> TASK DETAILS
All lines below must be repeated exactly, with the pictures omitted.

--- BEGIN GIVEN ENTRIES ---

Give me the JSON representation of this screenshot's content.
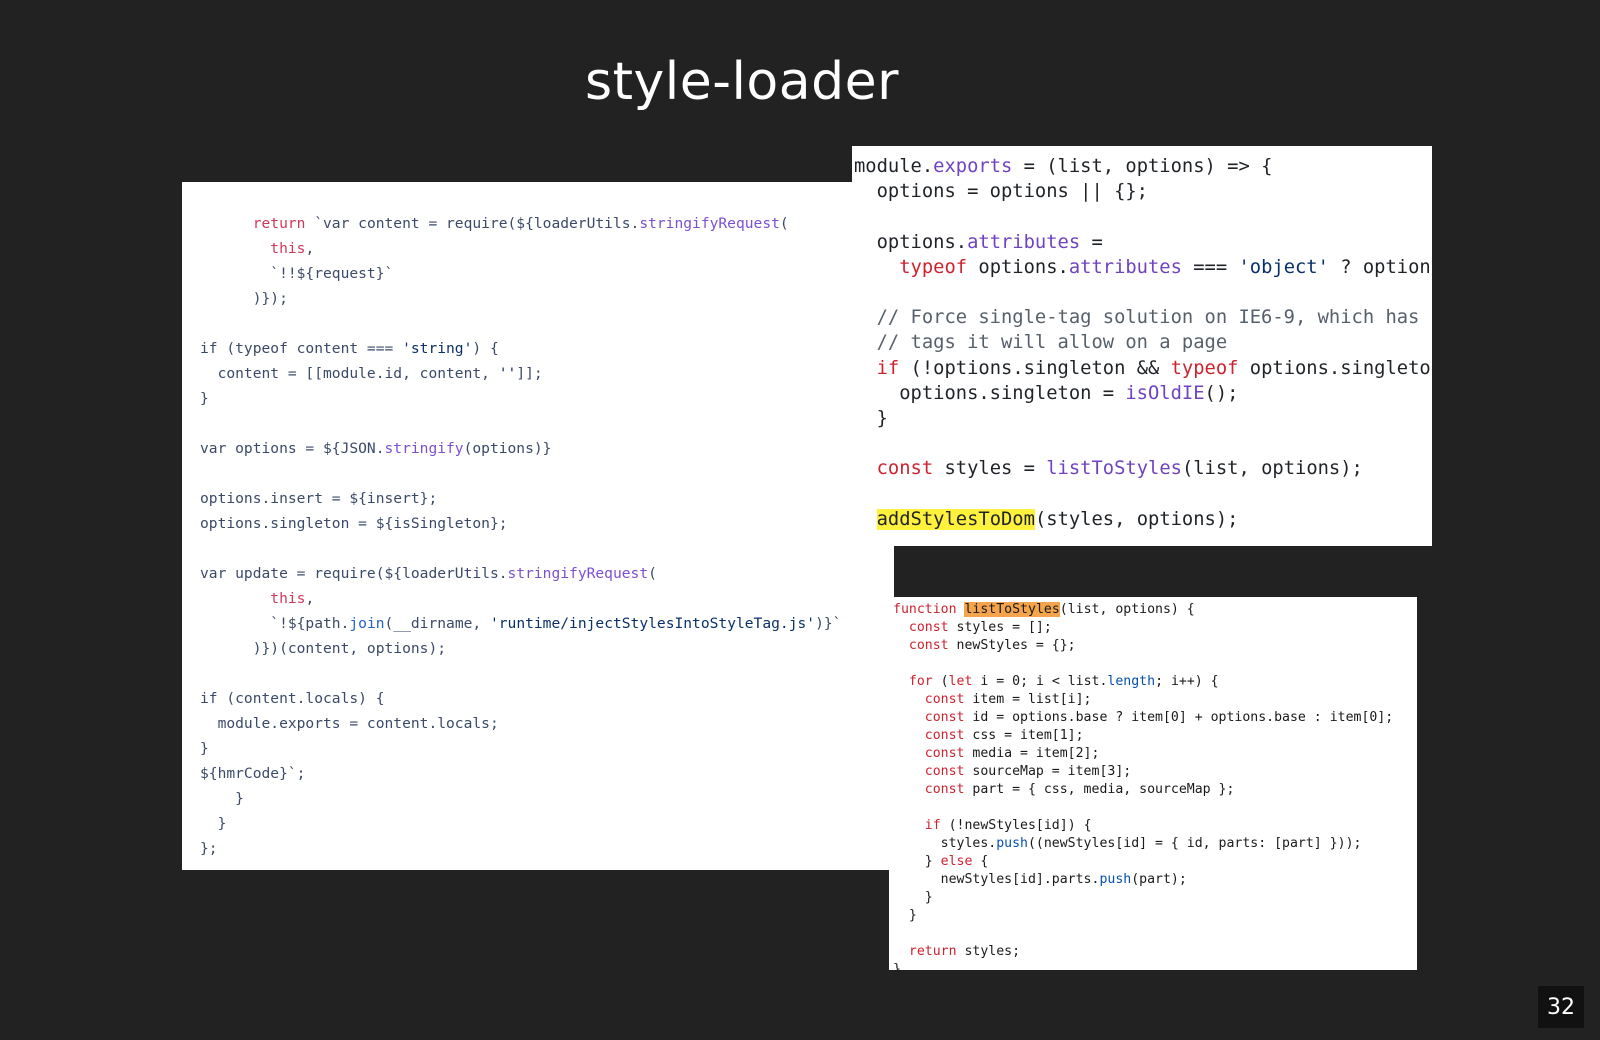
{
  "slide": {
    "title": "style-loader",
    "page_number": "32"
  },
  "left_code": {
    "lines": [
      "      return `var content = require(${loaderUtils.stringifyRequest(",
      "        this,",
      "        `!!${request}`",
      "      )});",
      "",
      "if (typeof content === 'string') {",
      "  content = [[module.id, content, '']];",
      "}",
      "",
      "var options = ${JSON.stringify(options)}",
      "",
      "options.insert = ${insert};",
      "options.singleton = ${isSingleton};",
      "",
      "var update = require(${loaderUtils.stringifyRequest(",
      "        this,",
      "        `!${path.join(__dirname, 'runtime/injectStylesIntoStyleTag.js')}`",
      "      )})(content, options);",
      "",
      "if (content.locals) {",
      "  module.exports = content.locals;",
      "}",
      "${hmrCode}`;",
      "    }",
      "  }",
      "};"
    ]
  },
  "right_top_code": {
    "lines": [
      "module.exports = (list, options) => {",
      "  options = options || {};",
      "",
      "  options.attributes =",
      "    typeof options.attributes === 'object' ? option",
      "",
      "  // Force single-tag solution on IE6-9, which has",
      "  // tags it will allow on a page",
      "  if (!options.singleton && typeof options.singleto",
      "    options.singleton = isOldIE();",
      "  }",
      "",
      "  const styles = listToStyles(list, options);",
      "",
      "  addStylesToDom(styles, options);"
    ],
    "highlighted": "addStylesToDom"
  },
  "bottom_code": {
    "lines": [
      "function listToStyles(list, options) {",
      "  const styles = [];",
      "  const newStyles = {};",
      "",
      "  for (let i = 0; i < list.length; i++) {",
      "    const item = list[i];",
      "    const id = options.base ? item[0] + options.base : item[0];",
      "    const css = item[1];",
      "    const media = item[2];",
      "    const sourceMap = item[3];",
      "    const part = { css, media, sourceMap };",
      "",
      "    if (!newStyles[id]) {",
      "      styles.push((newStyles[id] = { id, parts: [part] }));",
      "    } else {",
      "      newStyles[id].parts.push(part);",
      "    }",
      "  }",
      "",
      "  return styles;",
      "}"
    ],
    "highlighted": "listToStyles"
  },
  "colors": {
    "background": "#222222",
    "code_panel": "#ffffff",
    "highlight_yellow": "#fff13c",
    "highlight_orange": "#f4a44a"
  }
}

--- END GIVEN ENTRIES ---

> THE SOLUTION
Give me the JSON representation of this screenshot's content.
{
  "slide": {
    "title": "style-loader",
    "page_number": "32"
  },
  "left_code": {
    "lines": [
      "      return `var content = require(${loaderUtils.stringifyRequest(",
      "        this,",
      "        `!!${request}`",
      "      )});",
      "",
      "if (typeof content === 'string') {",
      "  content = [[module.id, content, '']];",
      "}",
      "",
      "var options = ${JSON.stringify(options)}",
      "",
      "options.insert = ${insert};",
      "options.singleton = ${isSingleton};",
      "",
      "var update = require(${loaderUtils.stringifyRequest(",
      "        this,",
      "        `!${path.join(__dirname, 'runtime/injectStylesIntoStyleTag.js')}`",
      "      )})(content, options);",
      "",
      "if (content.locals) {",
      "  module.exports = content.locals;",
      "}",
      "${hmrCode}`;",
      "    }",
      "  }",
      "};"
    ]
  },
  "right_top_code": {
    "lines": [
      "module.exports = (list, options) => {",
      "  options = options || {};",
      "",
      "  options.attributes =",
      "    typeof options.attributes === 'object' ? option",
      "",
      "  // Force single-tag solution on IE6-9, which has",
      "  // tags it will allow on a page",
      "  if (!options.singleton && typeof options.singleto",
      "    options.singleton = isOldIE();",
      "  }",
      "",
      "  const styles = listToStyles(list, options);",
      "",
      "  addStylesToDom(styles, options);"
    ],
    "highlighted": "addStylesToDom"
  },
  "bottom_code": {
    "lines": [
      "function listToStyles(list, options) {",
      "  const styles = [];",
      "  const newStyles = {};",
      "",
      "  for (let i = 0; i < list.length; i++) {",
      "    const item = list[i];",
      "    const id = options.base ? item[0] + options.base : item[0];",
      "    const css = item[1];",
      "    const media = item[2];",
      "    const sourceMap = item[3];",
      "    const part = { css, media, sourceMap };",
      "",
      "    if (!newStyles[id]) {",
      "      styles.push((newStyles[id] = { id, parts: [part] }));",
      "    } else {",
      "      newStyles[id].parts.push(part);",
      "    }",
      "  }",
      "",
      "  return styles;",
      "}"
    ],
    "highlighted": "listToStyles"
  },
  "colors": {
    "background": "#222222",
    "code_panel": "#ffffff",
    "highlight_yellow": "#fff13c",
    "highlight_orange": "#f4a44a"
  }
}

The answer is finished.